▼

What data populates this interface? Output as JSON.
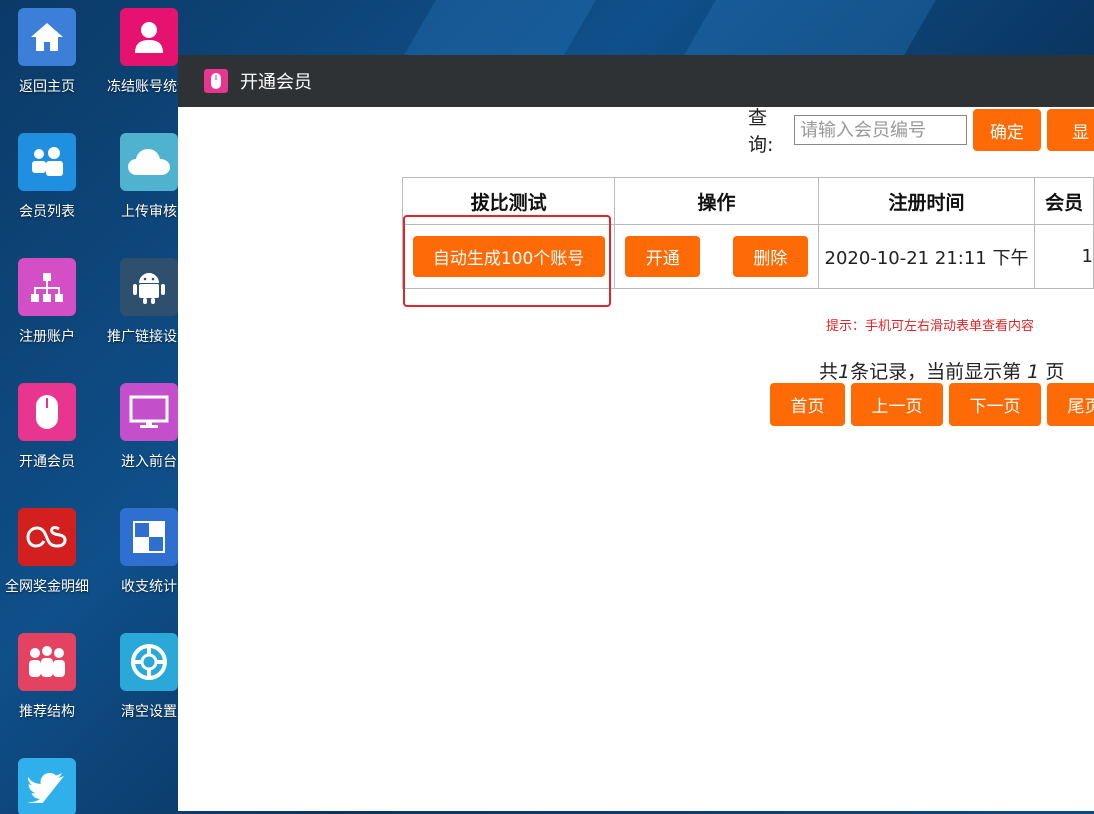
{
  "desktop": {
    "icons": [
      {
        "label": "返回主页",
        "icon": "home-icon",
        "color": "#3b7fd8"
      },
      {
        "label": "冻结账号统计",
        "icon": "user-icon",
        "color": "#e5126f"
      },
      {
        "label": "会员列表",
        "icon": "users-icon",
        "color": "#1f8fe0"
      },
      {
        "label": "上传审核",
        "icon": "cloud-icon",
        "color": "#4fb3cf"
      },
      {
        "label": "注册账户",
        "icon": "org-chart-icon",
        "color": "#d44fc5"
      },
      {
        "label": "推广链接设置",
        "icon": "android-icon",
        "color": "#2f4f6f"
      },
      {
        "label": "开通会员",
        "icon": "mouse-icon",
        "color": "#e8358f"
      },
      {
        "label": "进入前台",
        "icon": "monitor-icon",
        "color": "#c44fcb"
      },
      {
        "label": "全网奖金明细",
        "icon": "lastfm-icon",
        "color": "#d41f1f"
      },
      {
        "label": "收支统计",
        "icon": "grid-icon",
        "color": "#2f6fcf"
      },
      {
        "label": "推荐结构",
        "icon": "family-icon",
        "color": "#e34361"
      },
      {
        "label": "清空设置",
        "icon": "lifebuoy-icon",
        "color": "#2aa9d8"
      },
      {
        "label": "",
        "icon": "twitter-icon",
        "color": "#2fb0ea"
      }
    ]
  },
  "window": {
    "title": "开通会员",
    "search": {
      "label": "查询:",
      "placeholder": "请输入会员编号",
      "confirm": "确定",
      "next_cut": "显"
    },
    "table": {
      "headers": [
        "拔比测试",
        "操作",
        "注册时间",
        "会员"
      ],
      "row": {
        "generate": "自动生成100个账号",
        "open": "开通",
        "delete": "删除",
        "time": "2020-10-21 21:11 下午",
        "member_cut": "1"
      }
    },
    "hint": "提示：手机可左右滑动表单查看内容",
    "records": {
      "prefix": "共",
      "count": "1",
      "middle": "条记录，当前显示第",
      "page": "1",
      "suffix": "页"
    },
    "pager": {
      "first": "首页",
      "prev": "上一页",
      "next": "下一页",
      "last": "尾页"
    }
  }
}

▲

Problem »
Quote the preceding records in their entirety, excluding every picture.

The reply »
What data populates this interface? Output as JSON.
{
  "desktop": {
    "icons": [
      {
        "label": "返回主页",
        "icon": "home-icon",
        "color": "#3b7fd8"
      },
      {
        "label": "冻结账号统计",
        "icon": "user-icon",
        "color": "#e5126f"
      },
      {
        "label": "会员列表",
        "icon": "users-icon",
        "color": "#1f8fe0"
      },
      {
        "label": "上传审核",
        "icon": "cloud-icon",
        "color": "#4fb3cf"
      },
      {
        "label": "注册账户",
        "icon": "org-chart-icon",
        "color": "#d44fc5"
      },
      {
        "label": "推广链接设置",
        "icon": "android-icon",
        "color": "#2f4f6f"
      },
      {
        "label": "开通会员",
        "icon": "mouse-icon",
        "color": "#e8358f"
      },
      {
        "label": "进入前台",
        "icon": "monitor-icon",
        "color": "#c44fcb"
      },
      {
        "label": "全网奖金明细",
        "icon": "lastfm-icon",
        "color": "#d41f1f"
      },
      {
        "label": "收支统计",
        "icon": "grid-icon",
        "color": "#2f6fcf"
      },
      {
        "label": "推荐结构",
        "icon": "family-icon",
        "color": "#e34361"
      },
      {
        "label": "清空设置",
        "icon": "lifebuoy-icon",
        "color": "#2aa9d8"
      },
      {
        "label": "",
        "icon": "twitter-icon",
        "color": "#2fb0ea"
      }
    ]
  },
  "window": {
    "title": "开通会员",
    "search": {
      "label": "查询:",
      "placeholder": "请输入会员编号",
      "confirm": "确定",
      "next_cut": "显"
    },
    "table": {
      "headers": [
        "拔比测试",
        "操作",
        "注册时间",
        "会员"
      ],
      "row": {
        "generate": "自动生成100个账号",
        "open": "开通",
        "delete": "删除",
        "time": "2020-10-21 21:11 下午",
        "member_cut": "1"
      }
    },
    "hint": "提示：手机可左右滑动表单查看内容",
    "records": {
      "prefix": "共",
      "count": "1",
      "middle": "条记录，当前显示第",
      "page": "1",
      "suffix": "页"
    },
    "pager": {
      "first": "首页",
      "prev": "上一页",
      "next": "下一页",
      "last": "尾页"
    }
  }
}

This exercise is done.